* Stored data *
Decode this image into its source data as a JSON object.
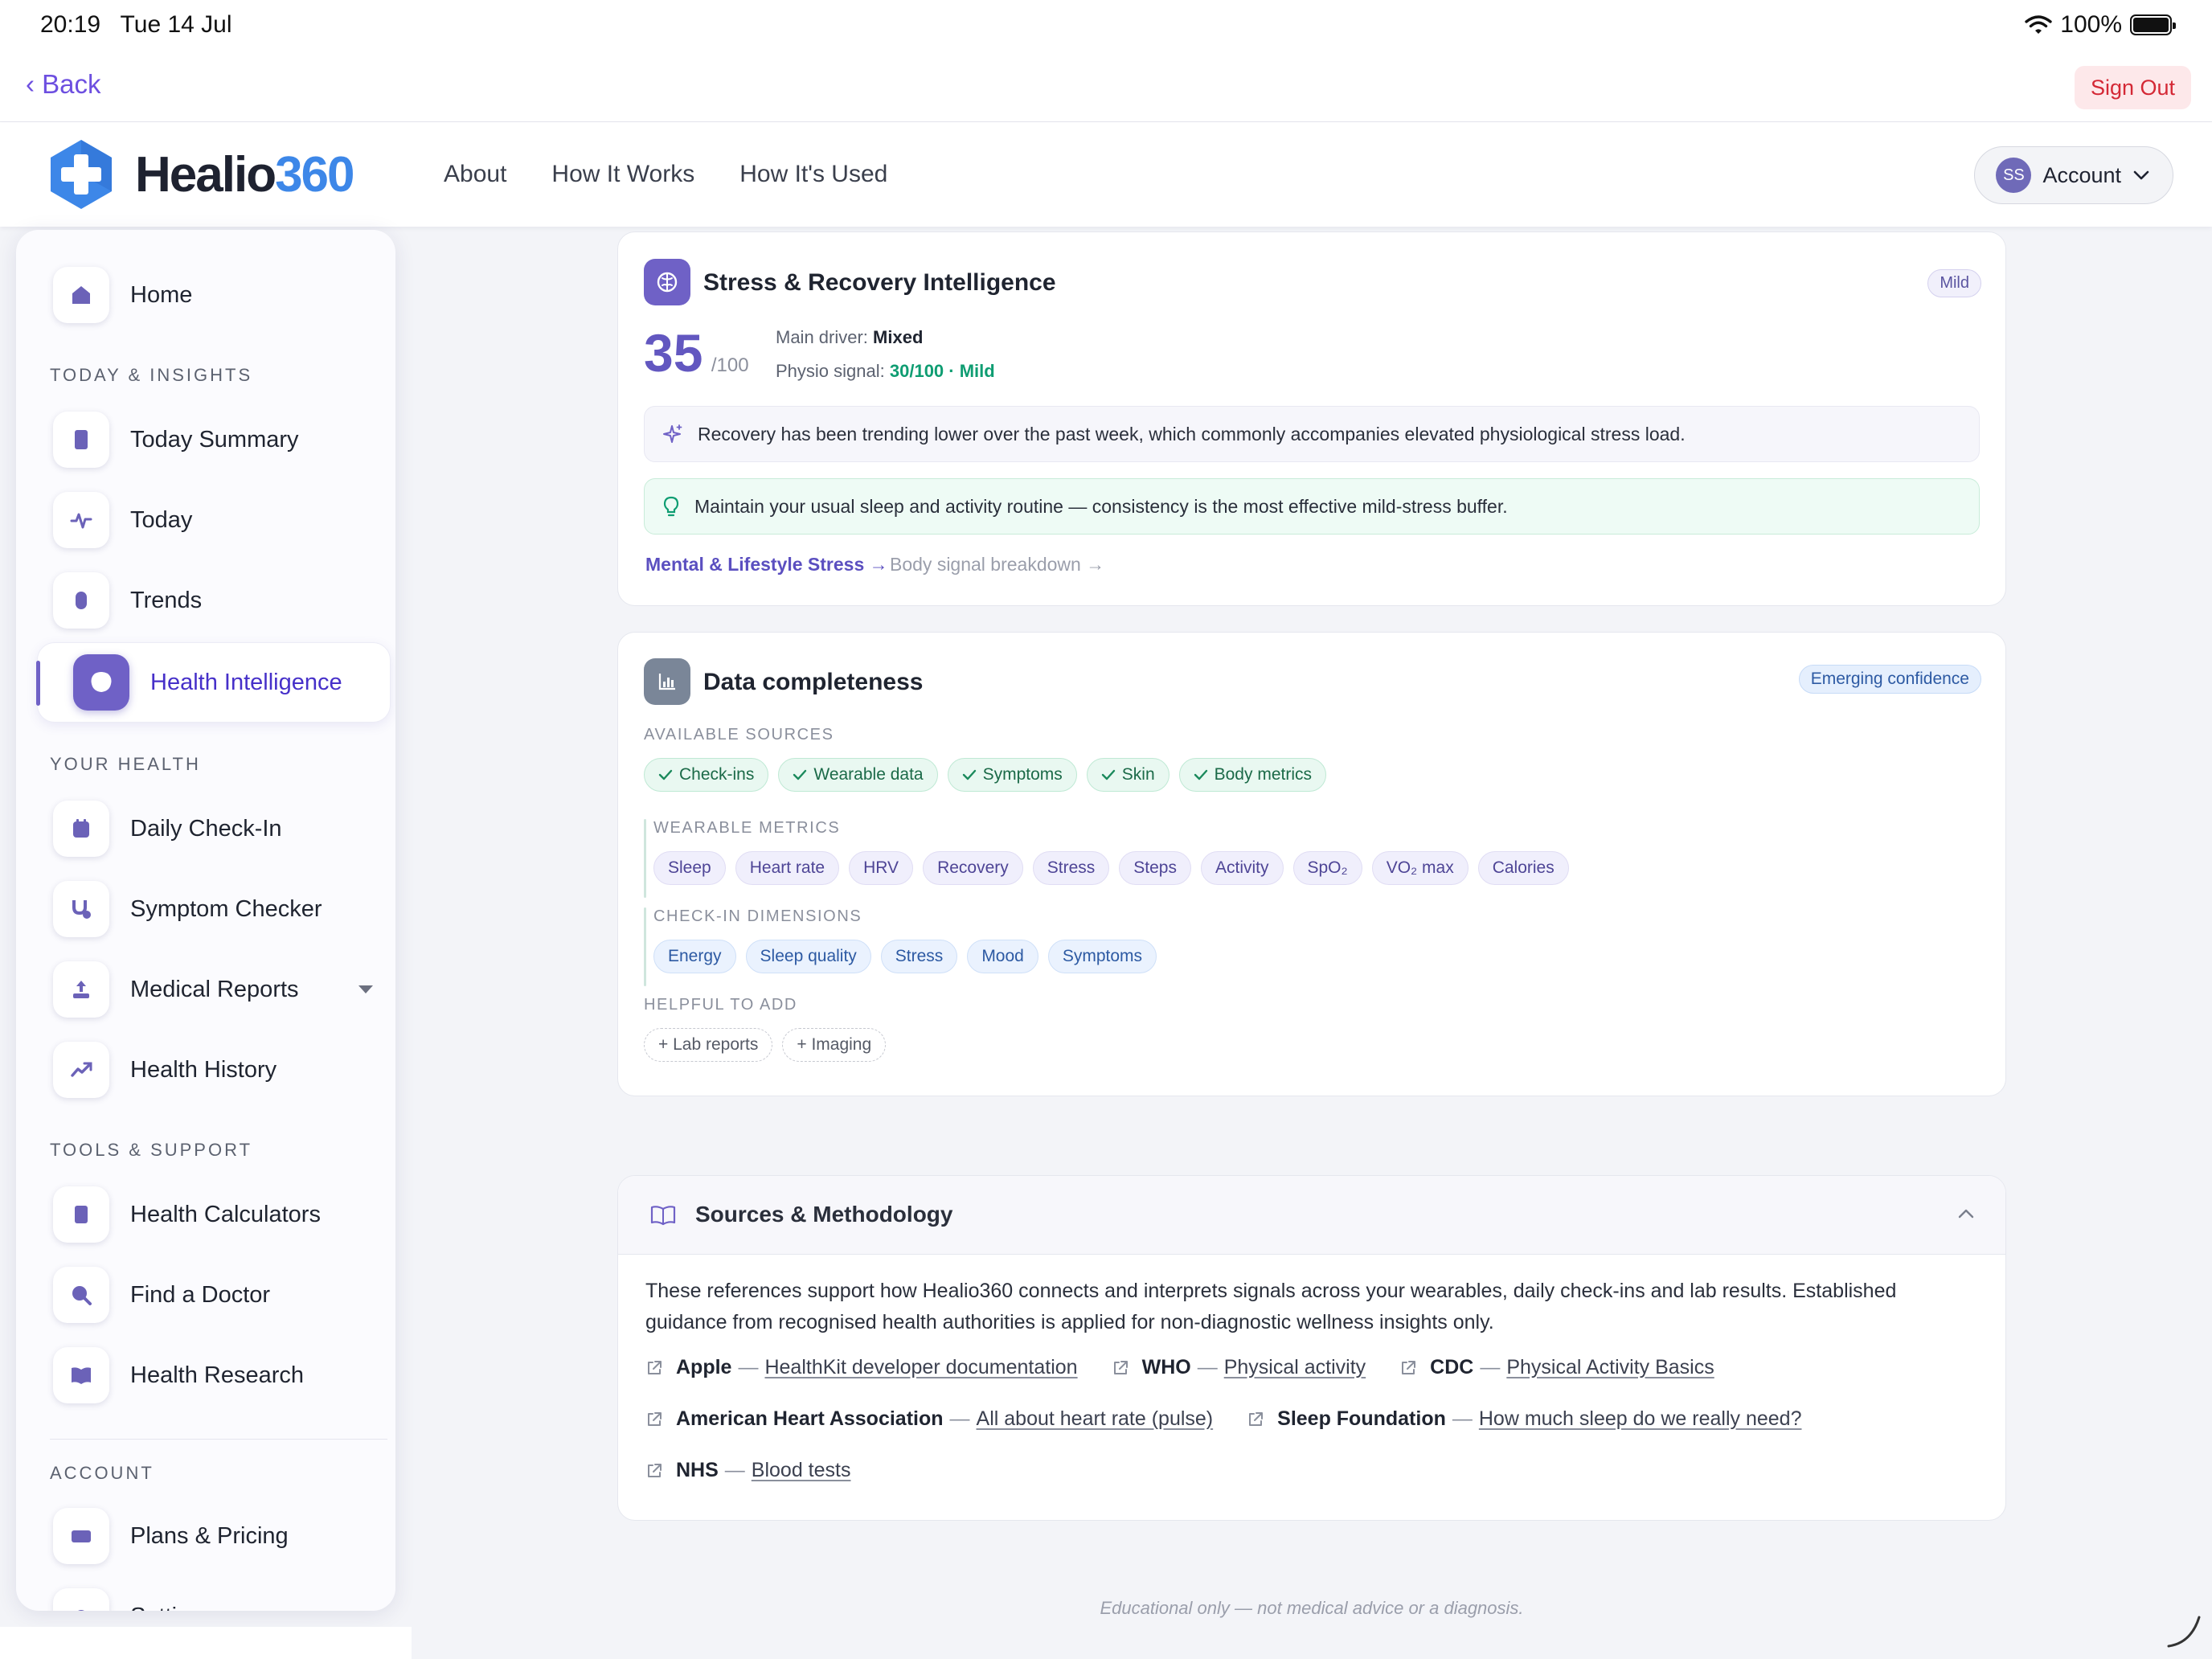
{
  "status_bar": {
    "time": "20:19",
    "date": "Tue 14 Jul",
    "battery": "100%"
  },
  "topbar": {
    "back_label": "‹ Back",
    "signout_label": "Sign Out"
  },
  "header": {
    "logo_word_1": "Healio",
    "logo_word_2": "360",
    "nav": [
      "About",
      "How It Works",
      "How It's Used"
    ],
    "account": {
      "initials": "SS",
      "label": "Account"
    }
  },
  "sidebar": {
    "home": "Home",
    "sections": {
      "today": "TODAY & INSIGHTS",
      "health": "YOUR HEALTH",
      "tools": "TOOLS & SUPPORT",
      "account": "ACCOUNT"
    },
    "items": {
      "today_summary": "Today Summary",
      "today": "Today",
      "trends": "Trends",
      "health_intelligence": "Health Intelligence",
      "daily_checkin": "Daily Check-In",
      "symptom_checker": "Symptom Checker",
      "medical_reports": "Medical Reports",
      "health_history": "Health History",
      "health_calculators": "Health Calculators",
      "find_doctor": "Find a Doctor",
      "health_research": "Health Research",
      "plans_pricing": "Plans & Pricing",
      "settings_partial": "Setti"
    }
  },
  "stress_card": {
    "title": "Stress & Recovery Intelligence",
    "badge": "Mild",
    "score": "35",
    "score_max": "/100",
    "main_driver_label": "Main driver:",
    "main_driver_value": "Mixed",
    "physio_label": "Physio signal:",
    "physio_value": "30/100 · Mild",
    "insight": "Recovery has been trending lower over the past week, which commonly accompanies elevated physiological stress load.",
    "tip": "Maintain your usual sleep and activity routine — consistency is the most effective mild-stress buffer.",
    "link_primary": "Mental & Lifestyle Stress →",
    "link_secondary": "Body signal breakdown →"
  },
  "data_card": {
    "title": "Data completeness",
    "badge": "Emerging confidence",
    "available_label": "AVAILABLE SOURCES",
    "sources": [
      "Check-ins",
      "Wearable data",
      "Symptoms",
      "Skin",
      "Body metrics"
    ],
    "wearable_label": "WEARABLE METRICS",
    "wearable_metrics": [
      "Sleep",
      "Heart rate",
      "HRV",
      "Recovery",
      "Stress",
      "Steps",
      "Activity",
      "SpO₂",
      "VO₂ max",
      "Calories"
    ],
    "checkin_label": "CHECK-IN DIMENSIONS",
    "checkin_dimensions": [
      "Energy",
      "Sleep quality",
      "Stress",
      "Mood",
      "Symptoms"
    ],
    "helpful_label": "HELPFUL TO ADD",
    "helpful": [
      "+ Lab reports",
      "+ Imaging"
    ]
  },
  "sources_card": {
    "title": "Sources & Methodology",
    "text_line1": "These references support how Healio360 connects and interprets signals across your wearables, daily check-ins and lab results. Established",
    "text_line2": "guidance from recognised health authorities is applied for non-diagnostic wellness insights only.",
    "refs": [
      {
        "org": "Apple",
        "title": "HealthKit developer documentation"
      },
      {
        "org": "WHO",
        "title": "Physical activity"
      },
      {
        "org": "CDC",
        "title": "Physical Activity Basics"
      },
      {
        "org": "American Heart Association",
        "title": "All about heart rate (pulse)"
      },
      {
        "org": "Sleep Foundation",
        "title": "How much sleep do we really need?"
      },
      {
        "org": "NHS",
        "title": "Blood tests"
      }
    ]
  },
  "footer": {
    "disclaimer": "Educational only — not medical advice or a diagnosis."
  },
  "colors": {
    "accent": "#6f61c6",
    "brand_blue": "#3d87e8",
    "danger": "#d42835",
    "success": "#0f9d72"
  }
}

* Aim of the exercise *
Extract from the material all lines containing the string "rate".

* Solved exercise *
      "Heart rate",
        "title": "All about heart rate (pulse)"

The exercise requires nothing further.